== MATERIAL PROVIDED ==

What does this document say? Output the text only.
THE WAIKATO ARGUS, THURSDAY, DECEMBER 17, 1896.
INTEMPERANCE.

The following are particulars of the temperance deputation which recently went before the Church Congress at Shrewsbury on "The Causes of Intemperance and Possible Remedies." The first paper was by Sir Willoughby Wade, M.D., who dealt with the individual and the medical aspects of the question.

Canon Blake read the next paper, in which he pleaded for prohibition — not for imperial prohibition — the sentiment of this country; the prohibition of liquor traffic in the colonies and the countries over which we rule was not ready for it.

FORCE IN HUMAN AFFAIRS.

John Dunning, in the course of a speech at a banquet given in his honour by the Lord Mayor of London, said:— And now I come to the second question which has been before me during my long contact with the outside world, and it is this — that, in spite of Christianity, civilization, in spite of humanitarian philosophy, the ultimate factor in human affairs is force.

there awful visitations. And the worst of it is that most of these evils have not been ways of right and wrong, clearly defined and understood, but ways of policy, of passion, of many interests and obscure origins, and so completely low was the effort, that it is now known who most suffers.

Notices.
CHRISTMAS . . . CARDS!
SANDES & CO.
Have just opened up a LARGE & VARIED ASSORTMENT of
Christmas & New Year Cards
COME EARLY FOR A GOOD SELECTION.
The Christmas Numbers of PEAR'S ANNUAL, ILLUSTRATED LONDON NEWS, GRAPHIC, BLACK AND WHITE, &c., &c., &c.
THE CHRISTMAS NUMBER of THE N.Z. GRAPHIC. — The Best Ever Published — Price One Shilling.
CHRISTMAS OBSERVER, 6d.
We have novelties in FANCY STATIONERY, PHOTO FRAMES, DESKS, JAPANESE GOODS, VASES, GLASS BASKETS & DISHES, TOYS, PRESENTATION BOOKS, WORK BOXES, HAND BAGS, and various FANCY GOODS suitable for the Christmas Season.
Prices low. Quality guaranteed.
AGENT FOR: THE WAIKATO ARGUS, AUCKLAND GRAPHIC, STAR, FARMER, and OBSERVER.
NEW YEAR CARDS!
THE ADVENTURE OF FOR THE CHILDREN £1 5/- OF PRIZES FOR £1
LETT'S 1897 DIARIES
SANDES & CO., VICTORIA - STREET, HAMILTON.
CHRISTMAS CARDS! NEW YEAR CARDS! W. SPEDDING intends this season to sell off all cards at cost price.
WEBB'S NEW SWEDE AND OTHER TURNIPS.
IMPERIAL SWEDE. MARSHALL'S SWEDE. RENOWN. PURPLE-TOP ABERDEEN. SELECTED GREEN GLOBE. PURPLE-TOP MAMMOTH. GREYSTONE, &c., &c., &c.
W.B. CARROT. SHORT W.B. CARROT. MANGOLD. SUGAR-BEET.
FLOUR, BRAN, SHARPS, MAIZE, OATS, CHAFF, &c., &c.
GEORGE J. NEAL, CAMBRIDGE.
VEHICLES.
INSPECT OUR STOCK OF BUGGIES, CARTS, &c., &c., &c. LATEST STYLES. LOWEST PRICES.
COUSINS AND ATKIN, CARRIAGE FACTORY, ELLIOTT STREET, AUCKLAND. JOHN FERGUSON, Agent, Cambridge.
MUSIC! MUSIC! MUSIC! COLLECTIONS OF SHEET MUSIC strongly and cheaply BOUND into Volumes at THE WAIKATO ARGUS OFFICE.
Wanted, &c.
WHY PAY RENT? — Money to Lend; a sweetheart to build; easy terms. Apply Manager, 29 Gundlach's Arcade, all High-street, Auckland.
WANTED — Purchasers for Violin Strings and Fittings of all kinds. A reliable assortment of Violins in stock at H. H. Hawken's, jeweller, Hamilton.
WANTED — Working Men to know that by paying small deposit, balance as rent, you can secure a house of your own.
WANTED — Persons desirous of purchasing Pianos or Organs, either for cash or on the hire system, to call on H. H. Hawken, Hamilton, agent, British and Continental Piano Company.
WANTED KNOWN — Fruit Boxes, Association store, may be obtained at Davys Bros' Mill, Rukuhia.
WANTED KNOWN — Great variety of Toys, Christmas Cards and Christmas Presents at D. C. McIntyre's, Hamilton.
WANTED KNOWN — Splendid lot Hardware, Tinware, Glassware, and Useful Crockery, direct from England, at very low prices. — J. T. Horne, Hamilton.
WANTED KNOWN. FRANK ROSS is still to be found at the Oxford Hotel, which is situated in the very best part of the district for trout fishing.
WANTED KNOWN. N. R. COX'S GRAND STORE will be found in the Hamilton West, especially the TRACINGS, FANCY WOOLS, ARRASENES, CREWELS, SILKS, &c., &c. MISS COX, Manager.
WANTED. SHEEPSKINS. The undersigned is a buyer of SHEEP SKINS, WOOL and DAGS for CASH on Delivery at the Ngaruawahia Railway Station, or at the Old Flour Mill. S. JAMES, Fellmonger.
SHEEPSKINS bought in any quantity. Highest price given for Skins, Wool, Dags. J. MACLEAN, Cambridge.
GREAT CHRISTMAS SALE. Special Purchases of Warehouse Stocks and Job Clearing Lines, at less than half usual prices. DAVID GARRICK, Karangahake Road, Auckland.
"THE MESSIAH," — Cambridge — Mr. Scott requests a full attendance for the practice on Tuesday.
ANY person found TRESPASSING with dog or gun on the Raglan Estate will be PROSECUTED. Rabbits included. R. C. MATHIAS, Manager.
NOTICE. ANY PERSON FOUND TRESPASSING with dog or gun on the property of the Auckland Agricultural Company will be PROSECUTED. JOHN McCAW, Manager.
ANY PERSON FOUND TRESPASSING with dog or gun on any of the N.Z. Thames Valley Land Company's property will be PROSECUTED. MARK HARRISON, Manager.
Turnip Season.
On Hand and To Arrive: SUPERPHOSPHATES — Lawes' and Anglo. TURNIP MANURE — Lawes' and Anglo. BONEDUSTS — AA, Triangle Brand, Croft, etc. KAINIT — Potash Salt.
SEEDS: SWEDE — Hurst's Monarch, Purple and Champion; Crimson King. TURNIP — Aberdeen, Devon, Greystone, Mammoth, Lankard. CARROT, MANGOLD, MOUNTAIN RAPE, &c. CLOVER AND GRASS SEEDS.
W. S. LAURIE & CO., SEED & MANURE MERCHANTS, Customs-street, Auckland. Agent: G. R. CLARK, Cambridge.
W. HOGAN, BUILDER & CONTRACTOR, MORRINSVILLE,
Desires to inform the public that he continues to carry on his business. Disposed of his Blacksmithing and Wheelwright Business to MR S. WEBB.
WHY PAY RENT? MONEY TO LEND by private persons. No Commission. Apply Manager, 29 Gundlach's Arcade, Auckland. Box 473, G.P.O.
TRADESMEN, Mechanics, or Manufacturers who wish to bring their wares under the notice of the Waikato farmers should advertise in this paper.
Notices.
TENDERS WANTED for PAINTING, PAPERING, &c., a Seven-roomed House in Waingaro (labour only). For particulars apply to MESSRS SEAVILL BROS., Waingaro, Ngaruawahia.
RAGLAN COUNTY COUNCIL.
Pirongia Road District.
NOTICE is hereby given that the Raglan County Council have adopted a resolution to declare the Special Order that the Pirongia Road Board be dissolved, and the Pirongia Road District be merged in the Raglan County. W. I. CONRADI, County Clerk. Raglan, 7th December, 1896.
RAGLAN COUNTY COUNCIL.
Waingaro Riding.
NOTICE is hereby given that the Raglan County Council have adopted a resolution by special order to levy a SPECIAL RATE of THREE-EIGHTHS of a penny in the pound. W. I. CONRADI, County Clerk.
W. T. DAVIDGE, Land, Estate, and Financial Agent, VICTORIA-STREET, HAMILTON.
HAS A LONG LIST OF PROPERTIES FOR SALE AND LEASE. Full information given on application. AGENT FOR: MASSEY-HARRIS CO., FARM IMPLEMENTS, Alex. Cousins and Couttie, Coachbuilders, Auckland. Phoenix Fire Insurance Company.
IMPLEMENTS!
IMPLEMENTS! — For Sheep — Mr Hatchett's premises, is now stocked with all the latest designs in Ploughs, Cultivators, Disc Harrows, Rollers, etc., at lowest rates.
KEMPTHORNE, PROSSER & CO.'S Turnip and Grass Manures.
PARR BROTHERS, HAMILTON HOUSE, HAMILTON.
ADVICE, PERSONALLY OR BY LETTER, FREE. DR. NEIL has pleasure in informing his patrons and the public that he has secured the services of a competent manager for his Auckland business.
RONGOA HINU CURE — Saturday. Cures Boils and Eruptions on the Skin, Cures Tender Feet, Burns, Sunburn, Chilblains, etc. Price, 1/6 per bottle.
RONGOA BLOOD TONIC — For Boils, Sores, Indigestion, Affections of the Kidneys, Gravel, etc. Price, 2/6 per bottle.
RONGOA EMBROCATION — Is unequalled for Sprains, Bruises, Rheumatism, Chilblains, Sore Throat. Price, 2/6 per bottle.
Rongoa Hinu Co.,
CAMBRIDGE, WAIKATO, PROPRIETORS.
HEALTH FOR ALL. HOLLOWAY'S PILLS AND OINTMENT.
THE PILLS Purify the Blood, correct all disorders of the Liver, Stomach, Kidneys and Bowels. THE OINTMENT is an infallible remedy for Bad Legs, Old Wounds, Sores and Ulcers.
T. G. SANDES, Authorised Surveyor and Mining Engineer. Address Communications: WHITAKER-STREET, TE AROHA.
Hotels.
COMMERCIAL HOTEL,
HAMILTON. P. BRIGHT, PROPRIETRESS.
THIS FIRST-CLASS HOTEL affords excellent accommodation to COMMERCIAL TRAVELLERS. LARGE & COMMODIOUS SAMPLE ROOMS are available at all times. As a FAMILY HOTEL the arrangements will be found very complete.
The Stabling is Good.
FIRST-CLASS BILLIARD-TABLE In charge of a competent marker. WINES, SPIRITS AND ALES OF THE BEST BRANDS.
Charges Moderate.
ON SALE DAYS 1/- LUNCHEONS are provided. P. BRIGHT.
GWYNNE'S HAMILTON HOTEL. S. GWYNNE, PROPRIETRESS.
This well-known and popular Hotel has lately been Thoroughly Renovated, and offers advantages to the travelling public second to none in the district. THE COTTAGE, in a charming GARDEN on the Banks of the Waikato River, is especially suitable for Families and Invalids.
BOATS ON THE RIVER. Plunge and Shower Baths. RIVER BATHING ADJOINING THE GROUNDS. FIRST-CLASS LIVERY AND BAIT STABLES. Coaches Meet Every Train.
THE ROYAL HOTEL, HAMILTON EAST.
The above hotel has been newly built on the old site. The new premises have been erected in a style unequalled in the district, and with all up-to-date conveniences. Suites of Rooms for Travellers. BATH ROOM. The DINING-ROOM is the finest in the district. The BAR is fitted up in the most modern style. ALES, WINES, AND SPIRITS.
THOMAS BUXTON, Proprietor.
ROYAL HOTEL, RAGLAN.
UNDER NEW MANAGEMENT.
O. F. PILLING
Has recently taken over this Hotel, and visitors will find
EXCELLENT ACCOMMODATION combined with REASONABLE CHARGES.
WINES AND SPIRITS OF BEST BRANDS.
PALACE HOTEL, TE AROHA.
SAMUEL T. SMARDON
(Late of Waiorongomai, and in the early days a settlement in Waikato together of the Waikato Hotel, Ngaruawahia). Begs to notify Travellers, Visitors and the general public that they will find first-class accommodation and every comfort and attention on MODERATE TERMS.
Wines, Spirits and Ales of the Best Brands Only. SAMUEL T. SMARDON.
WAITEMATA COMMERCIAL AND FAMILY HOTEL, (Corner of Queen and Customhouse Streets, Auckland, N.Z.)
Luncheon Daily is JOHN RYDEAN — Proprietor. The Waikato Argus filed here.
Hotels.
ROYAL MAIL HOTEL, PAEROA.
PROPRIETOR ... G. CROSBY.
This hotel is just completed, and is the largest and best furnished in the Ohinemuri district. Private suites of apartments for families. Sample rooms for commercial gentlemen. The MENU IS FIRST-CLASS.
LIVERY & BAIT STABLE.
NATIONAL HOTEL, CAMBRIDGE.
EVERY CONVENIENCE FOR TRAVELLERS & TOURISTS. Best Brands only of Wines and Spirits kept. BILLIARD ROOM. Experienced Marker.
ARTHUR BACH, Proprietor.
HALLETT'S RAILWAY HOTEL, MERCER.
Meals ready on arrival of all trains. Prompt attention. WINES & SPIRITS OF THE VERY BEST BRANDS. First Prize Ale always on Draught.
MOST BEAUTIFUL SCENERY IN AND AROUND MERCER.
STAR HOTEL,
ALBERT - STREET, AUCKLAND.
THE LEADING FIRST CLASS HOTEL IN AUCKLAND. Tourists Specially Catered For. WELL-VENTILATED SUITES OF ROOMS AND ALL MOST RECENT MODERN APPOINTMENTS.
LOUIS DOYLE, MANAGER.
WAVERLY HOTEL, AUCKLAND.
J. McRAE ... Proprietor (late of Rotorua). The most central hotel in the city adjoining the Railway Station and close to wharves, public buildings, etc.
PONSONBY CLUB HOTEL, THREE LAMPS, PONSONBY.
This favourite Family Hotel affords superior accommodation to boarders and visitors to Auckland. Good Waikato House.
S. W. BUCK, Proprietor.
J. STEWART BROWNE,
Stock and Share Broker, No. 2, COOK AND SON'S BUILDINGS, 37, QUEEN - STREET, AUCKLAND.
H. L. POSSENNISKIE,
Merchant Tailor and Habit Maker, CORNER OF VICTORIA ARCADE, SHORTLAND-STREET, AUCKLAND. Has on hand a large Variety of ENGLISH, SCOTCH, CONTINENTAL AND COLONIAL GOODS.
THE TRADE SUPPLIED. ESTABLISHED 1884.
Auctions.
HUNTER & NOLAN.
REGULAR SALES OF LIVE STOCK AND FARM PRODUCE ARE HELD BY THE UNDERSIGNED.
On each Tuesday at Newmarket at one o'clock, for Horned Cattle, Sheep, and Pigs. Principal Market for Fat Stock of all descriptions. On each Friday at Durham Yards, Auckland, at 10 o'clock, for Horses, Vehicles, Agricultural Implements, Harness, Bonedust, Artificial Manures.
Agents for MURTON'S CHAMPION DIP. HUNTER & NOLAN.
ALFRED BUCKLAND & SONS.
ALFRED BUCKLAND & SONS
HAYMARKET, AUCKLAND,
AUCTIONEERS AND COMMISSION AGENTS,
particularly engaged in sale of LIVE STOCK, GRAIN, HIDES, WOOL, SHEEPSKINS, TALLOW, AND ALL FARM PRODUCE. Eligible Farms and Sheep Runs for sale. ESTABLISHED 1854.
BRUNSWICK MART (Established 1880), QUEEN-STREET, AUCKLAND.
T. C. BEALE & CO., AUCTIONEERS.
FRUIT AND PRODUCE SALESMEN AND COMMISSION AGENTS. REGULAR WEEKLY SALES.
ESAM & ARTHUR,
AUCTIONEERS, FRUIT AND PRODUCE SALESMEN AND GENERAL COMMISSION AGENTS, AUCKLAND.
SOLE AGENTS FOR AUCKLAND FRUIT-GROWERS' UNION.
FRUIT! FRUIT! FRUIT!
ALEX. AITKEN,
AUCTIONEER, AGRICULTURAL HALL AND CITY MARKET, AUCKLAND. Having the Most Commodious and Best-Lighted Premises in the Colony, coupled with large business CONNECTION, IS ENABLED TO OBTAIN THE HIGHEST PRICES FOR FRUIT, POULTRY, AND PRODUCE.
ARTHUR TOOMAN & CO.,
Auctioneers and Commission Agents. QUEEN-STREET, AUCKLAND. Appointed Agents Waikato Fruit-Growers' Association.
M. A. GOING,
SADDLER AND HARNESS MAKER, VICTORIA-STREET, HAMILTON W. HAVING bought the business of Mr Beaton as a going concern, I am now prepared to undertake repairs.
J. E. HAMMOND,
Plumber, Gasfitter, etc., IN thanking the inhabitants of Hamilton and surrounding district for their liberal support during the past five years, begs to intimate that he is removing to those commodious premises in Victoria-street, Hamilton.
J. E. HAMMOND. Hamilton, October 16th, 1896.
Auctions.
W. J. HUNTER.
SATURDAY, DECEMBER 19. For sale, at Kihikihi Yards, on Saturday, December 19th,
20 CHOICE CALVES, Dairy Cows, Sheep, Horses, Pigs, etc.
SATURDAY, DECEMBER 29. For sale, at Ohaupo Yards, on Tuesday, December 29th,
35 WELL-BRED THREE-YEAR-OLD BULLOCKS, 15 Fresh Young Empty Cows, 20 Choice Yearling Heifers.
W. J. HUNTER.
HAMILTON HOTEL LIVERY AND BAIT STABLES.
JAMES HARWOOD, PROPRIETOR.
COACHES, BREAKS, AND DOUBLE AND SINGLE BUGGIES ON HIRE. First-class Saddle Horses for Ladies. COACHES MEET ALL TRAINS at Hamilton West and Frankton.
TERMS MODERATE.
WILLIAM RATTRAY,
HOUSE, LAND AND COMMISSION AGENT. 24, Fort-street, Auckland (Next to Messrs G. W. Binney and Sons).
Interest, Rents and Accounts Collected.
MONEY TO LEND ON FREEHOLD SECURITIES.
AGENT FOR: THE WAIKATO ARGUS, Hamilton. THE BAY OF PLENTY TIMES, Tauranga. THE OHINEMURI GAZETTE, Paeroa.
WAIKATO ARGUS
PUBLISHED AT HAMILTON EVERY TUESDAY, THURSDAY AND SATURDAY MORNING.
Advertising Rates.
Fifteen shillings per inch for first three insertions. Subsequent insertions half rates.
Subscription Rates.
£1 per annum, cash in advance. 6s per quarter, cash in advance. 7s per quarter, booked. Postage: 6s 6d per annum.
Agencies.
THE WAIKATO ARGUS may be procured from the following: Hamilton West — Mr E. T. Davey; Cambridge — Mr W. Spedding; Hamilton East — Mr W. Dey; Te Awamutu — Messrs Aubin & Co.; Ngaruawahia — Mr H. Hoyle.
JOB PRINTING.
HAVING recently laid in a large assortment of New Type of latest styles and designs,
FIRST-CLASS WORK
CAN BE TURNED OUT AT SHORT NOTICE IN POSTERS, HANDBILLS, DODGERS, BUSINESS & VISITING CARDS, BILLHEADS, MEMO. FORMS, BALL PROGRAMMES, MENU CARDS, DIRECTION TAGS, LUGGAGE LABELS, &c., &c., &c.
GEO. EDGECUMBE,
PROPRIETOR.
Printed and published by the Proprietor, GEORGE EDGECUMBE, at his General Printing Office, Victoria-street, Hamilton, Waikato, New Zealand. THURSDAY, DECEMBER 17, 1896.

===

_WHAT IS REQUIRED_:
Looking at the entries above, how many lines contain the word "Clerk"? Answer with the number alone.

_ANSWER_:
2